EXERCISE DETAILS
Every line from the one that holds "What's the underlying" through the final line should be returned exactly. Omit the pictures.

* START *

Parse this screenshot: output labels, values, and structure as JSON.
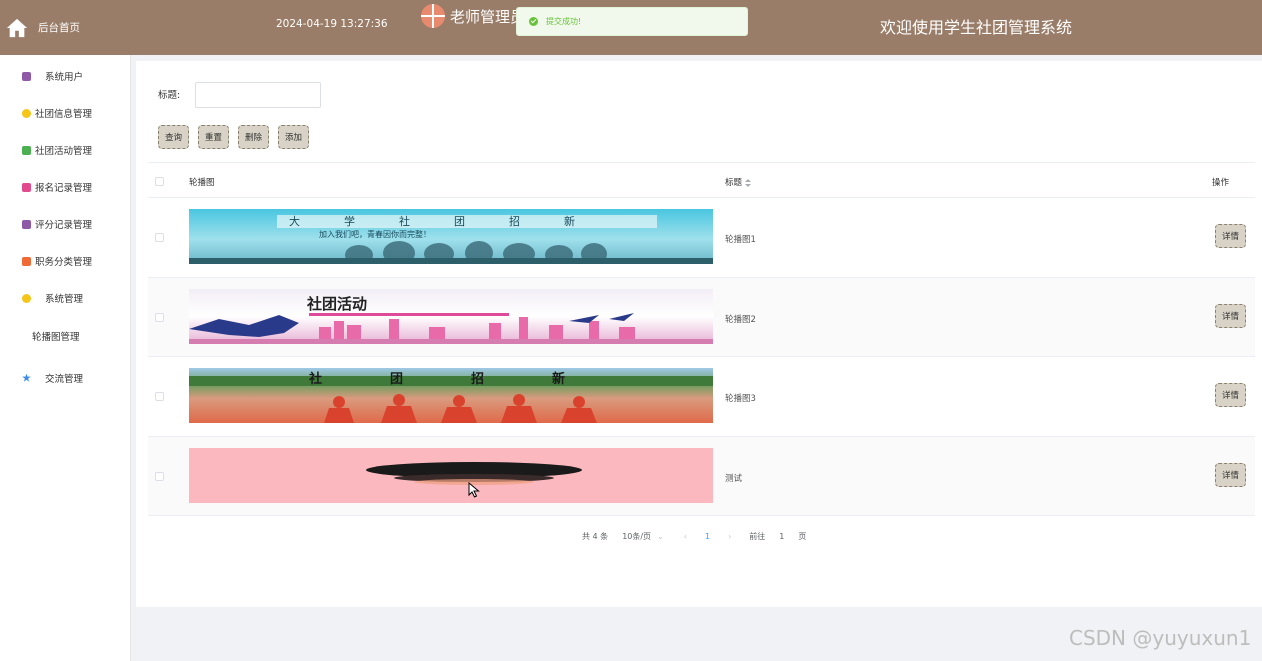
{
  "header": {
    "home_label": "后台首页",
    "datetime": "2024-04-19 13:27:36",
    "role": "老师管理员",
    "welcome": "欢迎使用学生社团管理系统",
    "bg_color": "#997d68"
  },
  "toast": {
    "text": "提交成功!",
    "type": "success",
    "icon": "check-circle-icon"
  },
  "sidebar": {
    "items": [
      {
        "label": "系统用户",
        "icon": "user-icon"
      },
      {
        "label": "社团信息管理",
        "icon": "info-icon"
      },
      {
        "label": "社团活动管理",
        "icon": "chat-icon"
      },
      {
        "label": "报名记录管理",
        "icon": "form-icon"
      },
      {
        "label": "评分记录管理",
        "icon": "score-icon"
      },
      {
        "label": "职务分类管理",
        "icon": "grid-icon"
      },
      {
        "label": "系统管理",
        "icon": "settings-icon"
      },
      {
        "label": "轮播图管理",
        "icon": ""
      },
      {
        "label": "交流管理",
        "icon": "star-icon"
      }
    ]
  },
  "search": {
    "label": "标题:",
    "value": ""
  },
  "toolbar": {
    "query": "查询",
    "reset": "重置",
    "delete": "删除",
    "add": "添加"
  },
  "table": {
    "headers": {
      "image": "轮播图",
      "title": "标题",
      "actions": "操作"
    },
    "rows": [
      {
        "image_text": "大学社团招新",
        "image_sub": "加入我们吧，青春因你而完整！",
        "title": "轮播图1"
      },
      {
        "image_text": "社团活动",
        "title": "轮播图2"
      },
      {
        "image_text": "社团招新",
        "title": "轮播图3"
      },
      {
        "image_text": "",
        "title": "测试"
      }
    ],
    "detail_label": "详情"
  },
  "pagination": {
    "total": "共 4 条",
    "page_size": "10条/页",
    "current": "1",
    "goto": "前往",
    "goto_value": "1",
    "page_unit": "页"
  },
  "watermark": "CSDN @yuyuxun1"
}
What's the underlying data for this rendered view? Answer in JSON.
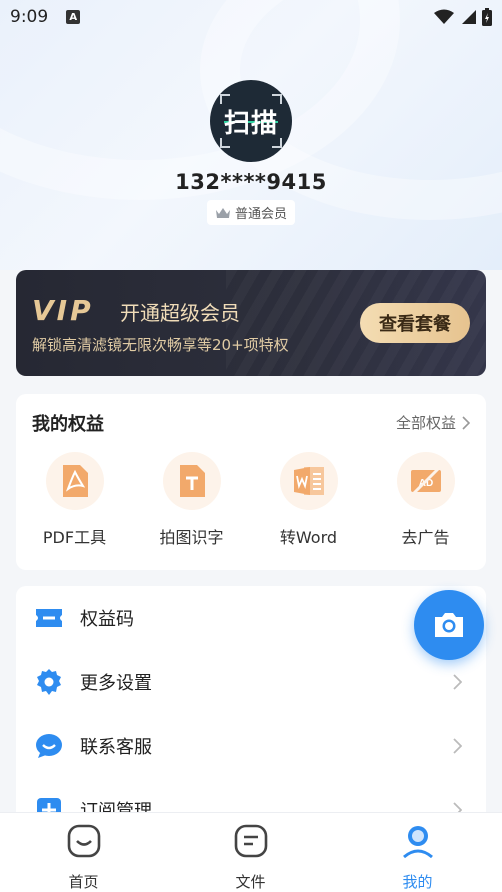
{
  "status_bar": {
    "time": "9:09",
    "notification_icon": "A"
  },
  "profile": {
    "avatar_text": "扫描",
    "phone": "132****9415",
    "member_level": "普通会员"
  },
  "vip": {
    "logo": "VIP",
    "title": "开通超级会员",
    "subtitle": "解锁高清滤镜无限次畅享等20+项特权",
    "button": "查看套餐"
  },
  "benefits": {
    "title": "我的权益",
    "all_label": "全部权益",
    "items": [
      {
        "label": "PDF工具",
        "icon": "pdf-icon"
      },
      {
        "label": "拍图识字",
        "icon": "text-recognition-icon"
      },
      {
        "label": "转Word",
        "icon": "word-icon"
      },
      {
        "label": "去广告",
        "icon": "remove-ads-icon"
      }
    ]
  },
  "menu": {
    "items": [
      {
        "label": "权益码",
        "icon": "ticket-icon"
      },
      {
        "label": "更多设置",
        "icon": "gear-icon"
      },
      {
        "label": "联系客服",
        "icon": "chat-icon"
      },
      {
        "label": "订阅管理",
        "icon": "plus-icon"
      }
    ]
  },
  "tabs": [
    {
      "label": "首页",
      "icon": "home-icon",
      "active": false
    },
    {
      "label": "文件",
      "icon": "file-icon",
      "active": false
    },
    {
      "label": "我的",
      "icon": "profile-icon",
      "active": true
    }
  ],
  "colors": {
    "accent": "#2e8cf0",
    "vip_gold": "#e6c896",
    "benefit_icon": "#f2a96b",
    "menu_icon": "#2e8cf0"
  }
}
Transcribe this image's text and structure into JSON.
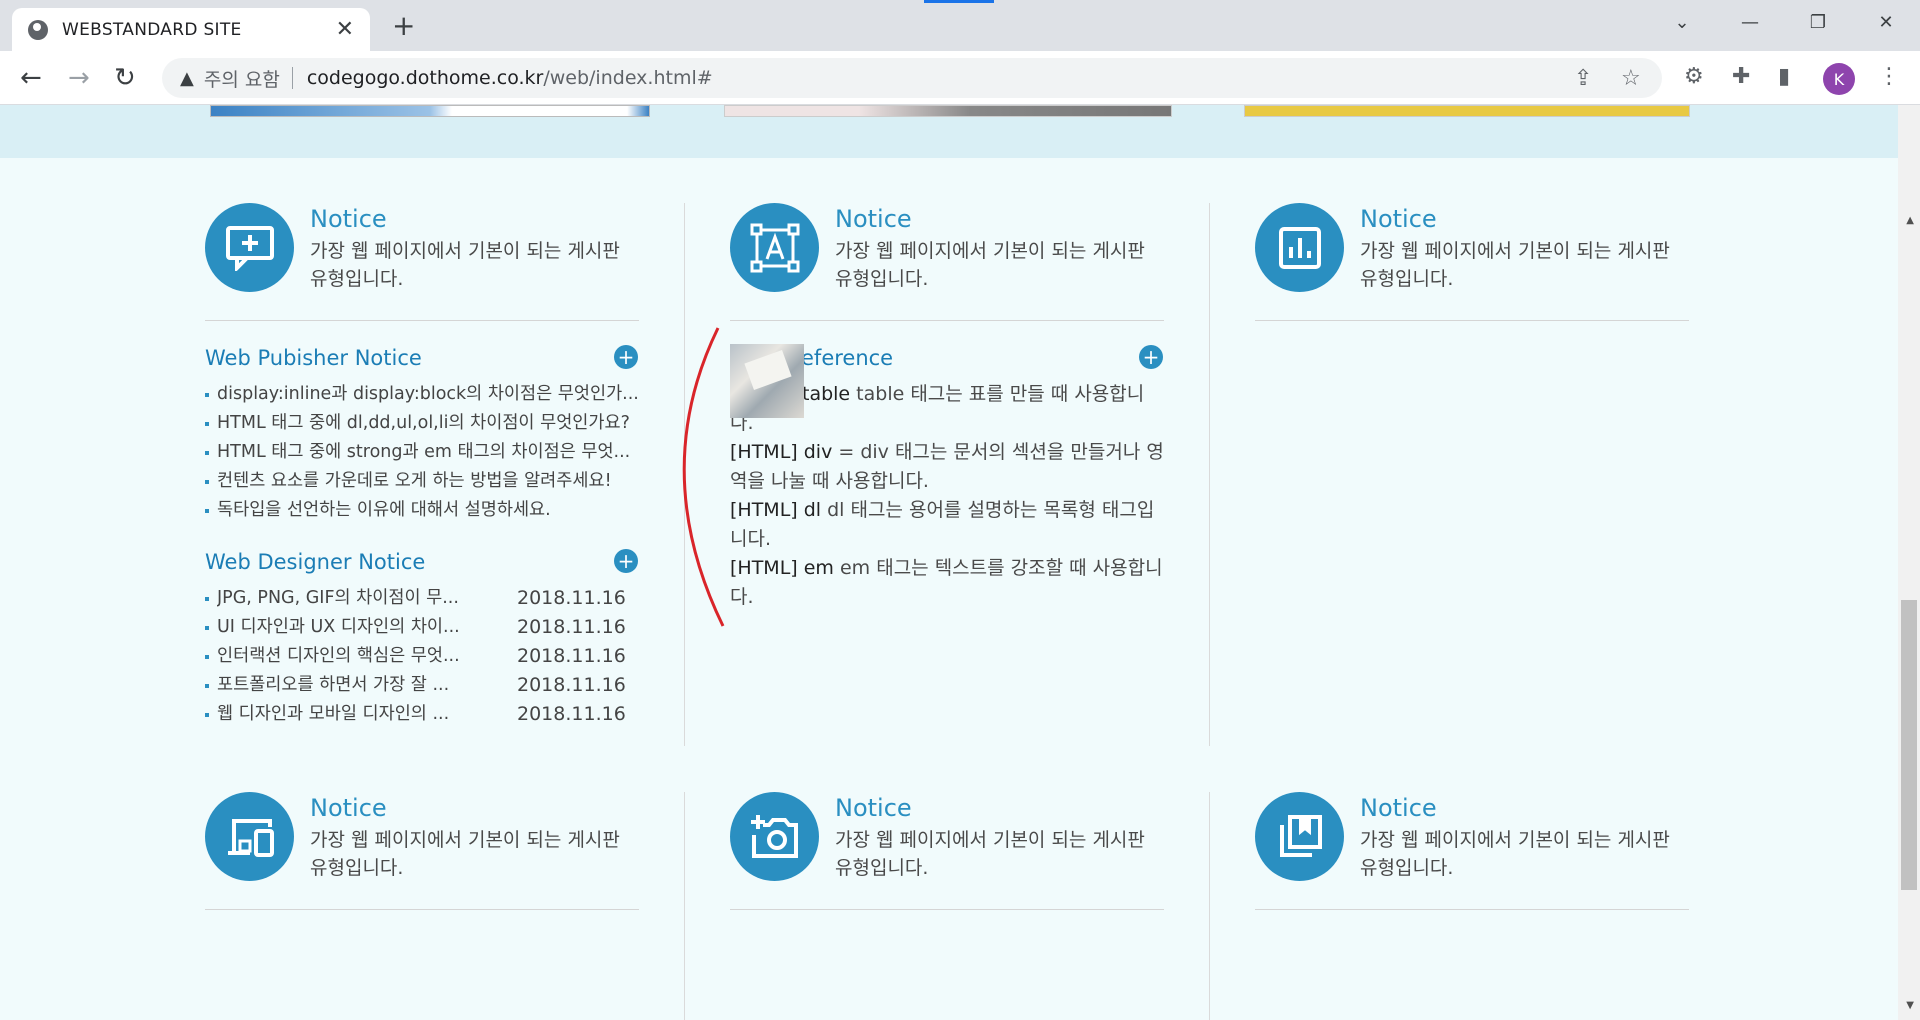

* END *

ANSWER TO THIS EXERCISE
What's the underlying data for this rendered view? Answer in JSON.
{
  "status_bar": {
    "time": "9:09",
    "notification_icon": "A"
  },
  "profile": {
    "avatar_text": "扫描",
    "phone": "132****9415",
    "member_level": "普通会员"
  },
  "vip": {
    "logo": "VIP",
    "title": "开通超级会员",
    "subtitle": "解锁高清滤镜无限次畅享等20+项特权",
    "button": "查看套餐"
  },
  "benefits": {
    "title": "我的权益",
    "all_label": "全部权益",
    "items": [
      {
        "label": "PDF工具",
        "icon": "pdf-icon"
      },
      {
        "label": "拍图识字",
        "icon": "text-recognition-icon"
      },
      {
        "label": "转Word",
        "icon": "word-icon"
      },
      {
        "label": "去广告",
        "icon": "remove-ads-icon"
      }
    ]
  },
  "menu": {
    "items": [
      {
        "label": "权益码",
        "icon": "ticket-icon"
      },
      {
        "label": "更多设置",
        "icon": "gear-icon"
      },
      {
        "label": "联系客服",
        "icon": "chat-icon"
      },
      {
        "label": "订阅管理",
        "icon": "plus-icon"
      }
    ]
  },
  "tabs": [
    {
      "label": "首页",
      "icon": "home-icon",
      "active": false
    },
    {
      "label": "文件",
      "icon": "file-icon",
      "active": false
    },
    {
      "label": "我的",
      "icon": "profile-icon",
      "active": true
    }
  ],
  "colors": {
    "accent": "#2e8cf0",
    "vip_gold": "#e6c896",
    "benefit_icon": "#f2a96b",
    "menu_icon": "#2e8cf0"
  }
}
Transcribe this image's text and structure into JSON.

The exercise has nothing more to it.